> Material for the task:
----
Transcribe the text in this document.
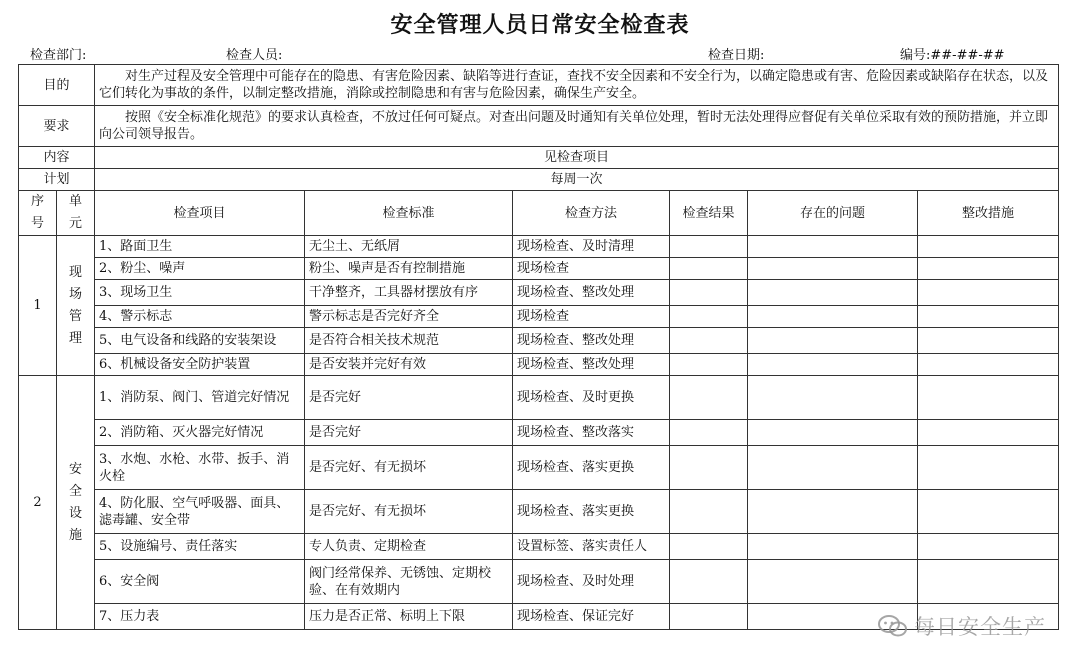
安全管理人员日常安全检查表
检查部门:	检查人员:	检查日期:	编号:##-##-##
目的		对生产过程及安全管理中可能存在的隐患、有害危险因素、缺陷等进行查证，查找不安全因素和不安全行为，以确定隐患或有害、危险因素或缺陷存在状态，以及它们转化为事故的条件，以制定整改措施，消除或控制隐患和有害与危险因素，确保生产安全。					
要求		按照《安全标准化规范》的要求认真检查，不放过任何可疑点。对查出问题及时通知有关单位处理，暂时无法处理得应督促有关单位采取有效的预防措施，并立即向公司领导报告。					
内容		见检查项目					
计划		每周一次					

序号	单元	检查项目	检查标准	检查方法	检查结果	存在的问题	整改措施
1	现场管理	1、路面卫生	无尘土、无纸屑	现场检查、及时清理			
		2、粉尘、噪声	粉尘、噪声是否有控制措施	现场检查			
		3、现场卫生	干净整齐，工具器材摆放有序	现场检查、整改处理			
		4、警示标志	警示标志是否完好齐全	现场检查			
		5、电气设备和线路的安装架设	是否符合相关技术规范	现场检查、整改处理			
		6、机械设备安全防护装置	是否安装并完好有效	现场检查、整改处理			
2	安全设施	1、消防泵、阀门、管道完好情况	是否完好	现场检查、及时更换			
		2、消防箱、灭火器完好情况	是否完好	现场检查、整改落实			
		3、水炮、水枪、水带、扳手、消火栓	是否完好、有无损坏	现场检查、落实更换			
		4、防化服、空气呼吸器、面具、滤毒罐、安全带	是否完好、有无损坏	现场检查、落实更换			
		5、设施编号、责任落实	专人负责、定期检查	设置标签、落实责任人			
		6、安全阀	阀门经常保养、无锈蚀、定期校验、在有效期内	现场检查、及时处理			
		7、压力表	压力是否正常、标明上下限	现场检查、保证完好				每日安全生产
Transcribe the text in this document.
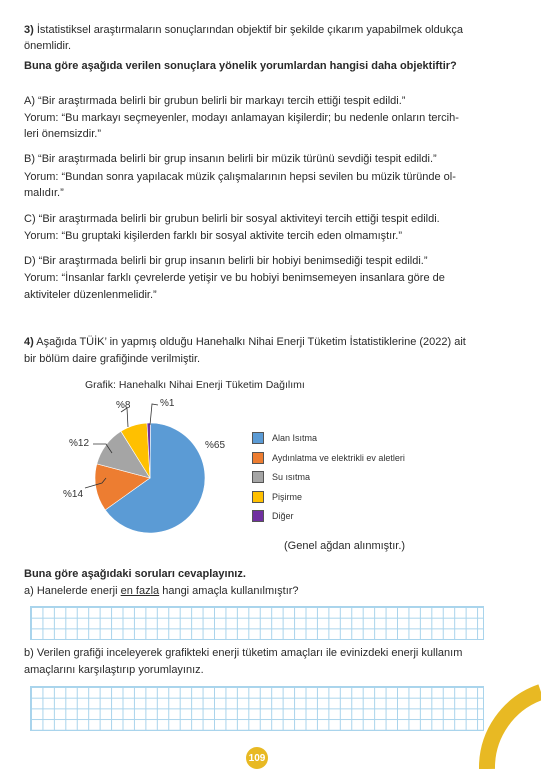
3) İstatistiksel araştırmaların sonuçlarından objektif bir şekilde çıkarım yapabilmek oldukça
önemlidir.
Buna göre aşağıda verilen sonuçlara yönelik yorumlardan hangisi daha objektiftir?
A) “Bir araştırmada belirli bir grubun belirli bir markayı tercih ettiği tespit edildi.”
Yorum: “Bu markayı seçmeyenler, modayı anlamayan kişilerdir; bu nedenle onların tercih-
leri önemsizdir.”
B) “Bir araştırmada belirli bir grup insanın belirli bir müzik türünü sevdiği tespit edildi.”
Yorum: “Bundan sonra yapılacak müzik çalışmalarının hepsi sevilen bu müzik türünde ol-
malıdır.”
C) “Bir araştırmada belirli bir grubun belirli bir sosyal aktiviteyi tercih ettiği tespit edildi.
Yorum: “Bu gruptaki kişilerden farklı bir sosyal aktivite tercih eden olmamıştır.”
D) “Bir araştırmada belirli bir grup insanın belirli bir hobiyi benimsediği tespit edildi.”
Yorum: “İnsanlar farklı çevrelerde yetişir ve bu hobiyi benimsemeyen insanlara göre de
aktiviteler düzenlenmelidir.”
4) Aşağıda TÜİK’ in yapmış olduğu Hanehalkı Nihai Enerji Tüketim İstatistiklerine (2022) ait
bir bölüm daire grafiğinde verilmiştir.
Grafik: Hanehalkı Nihai Enerji Tüketim Dağılımı
%8	%1
%12	%65
%14
Alan Isıtma
Aydınlatma ve elektrikli ev aletleri
Su ısıtma
Pişirme
Diğer
(Genel ağdan alınmıştır.)
Buna göre aşağıdaki soruları cevaplayınız.
a) Hanelerde enerji en fazla hangi amaçla kullanılmıştır?
b) Verilen grafiği inceleyerek grafikteki enerji tüketim amaçları ile evinizdeki enerji kullanım
amaçlarını karşılaştırıp yorumlayınız.
109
----
> Written task:
Skip the images and write out the rest of the listing exactly.

> Solution:
Transcribe the text in this document.
安全管理人员日常安全检查表
检查部门:	检查人员:	检查日期:	编号:##-##-##
目的		对生产过程及安全管理中可能存在的隐患、有害危险因素、缺陷等进行查证，查找不安全因素和不安全行为，以确定隐患或有害、危险因素或缺陷存在状态，以及它们转化为事故的条件，以制定整改措施，消除或控制隐患和有害与危险因素，确保生产安全。					
要求		按照《安全标准化规范》的要求认真检查，不放过任何可疑点。对查出问题及时通知有关单位处理，暂时无法处理得应督促有关单位采取有效的预防措施，并立即向公司领导报告。					
内容		见检查项目					
计划		每周一次					

序号	单元	检查项目	检查标准	检查方法	检查结果	存在的问题	整改措施
1	现场管理	1、路面卫生	无尘土、无纸屑	现场检查、及时清理			
		2、粉尘、噪声	粉尘、噪声是否有控制措施	现场检查			
		3、现场卫生	干净整齐，工具器材摆放有序	现场检查、整改处理			
		4、警示标志	警示标志是否完好齐全	现场检查			
		5、电气设备和线路的安装架设	是否符合相关技术规范	现场检查、整改处理			
		6、机械设备安全防护装置	是否安装并完好有效	现场检查、整改处理			
2	安全设施	1、消防泵、阀门、管道完好情况	是否完好	现场检查、及时更换			
		2、消防箱、灭火器完好情况	是否完好	现场检查、整改落实			
		3、水炮、水枪、水带、扳手、消火栓	是否完好、有无损坏	现场检查、落实更换			
		4、防化服、空气呼吸器、面具、滤毒罐、安全带	是否完好、有无损坏	现场检查、落实更换			
		5、设施编号、责任落实	专人负责、定期检查	设置标签、落实责任人			
		6、安全阀	阀门经常保养、无锈蚀、定期校验、在有效期内	现场检查、及时处理			
		7、压力表	压力是否正常、标明上下限	现场检查、保证完好				每日安全生产
Transcribe the text in this document.
3) İstatistiksel araştırmaların sonuçlarından objektif bir şekilde çıkarım yapabilmek oldukça
önemlidir.
Buna göre aşağıda verilen sonuçlara yönelik yorumlardan hangisi daha objektiftir?
A) “Bir araştırmada belirli bir grubun belirli bir markayı tercih ettiği tespit edildi.”
Yorum: “Bu markayı seçmeyenler, modayı anlamayan kişilerdir; bu nedenle onların tercih-
leri önemsizdir.”
B) “Bir araştırmada belirli bir grup insanın belirli bir müzik türünü sevdiği tespit edildi.”
Yorum: “Bundan sonra yapılacak müzik çalışmalarının hepsi sevilen bu müzik türünde ol-
malıdır.”
C) “Bir araştırmada belirli bir grubun belirli bir sosyal aktiviteyi tercih ettiği tespit edildi.
Yorum: “Bu gruptaki kişilerden farklı bir sosyal aktivite tercih eden olmamıştır.”
D) “Bir araştırmada belirli bir grup insanın belirli bir hobiyi benimsediği tespit edildi.”
Yorum: “İnsanlar farklı çevrelerde yetişir ve bu hobiyi benimsemeyen insanlara göre de
aktiviteler düzenlenmelidir.”
4) Aşağıda TÜİK’ in yapmış olduğu Hanehalkı Nihai Enerji Tüketim İstatistiklerine (2022) ait
bir bölüm daire grafiğinde verilmiştir.
Grafik: Hanehalkı Nihai Enerji Tüketim Dağılımı
%8	%1
%12	%65
%14
Alan Isıtma
Aydınlatma ve elektrikli ev aletleri
Su ısıtma
Pişirme
Diğer
(Genel ağdan alınmıştır.)
Buna göre aşağıdaki soruları cevaplayınız.
a) Hanelerde enerji en fazla hangi amaçla kullanılmıştır?
b) Verilen grafiği inceleyerek grafikteki enerji tüketim amaçları ile evinizdeki enerji kullanım
amaçlarını karşılaştırıp yorumlayınız.
109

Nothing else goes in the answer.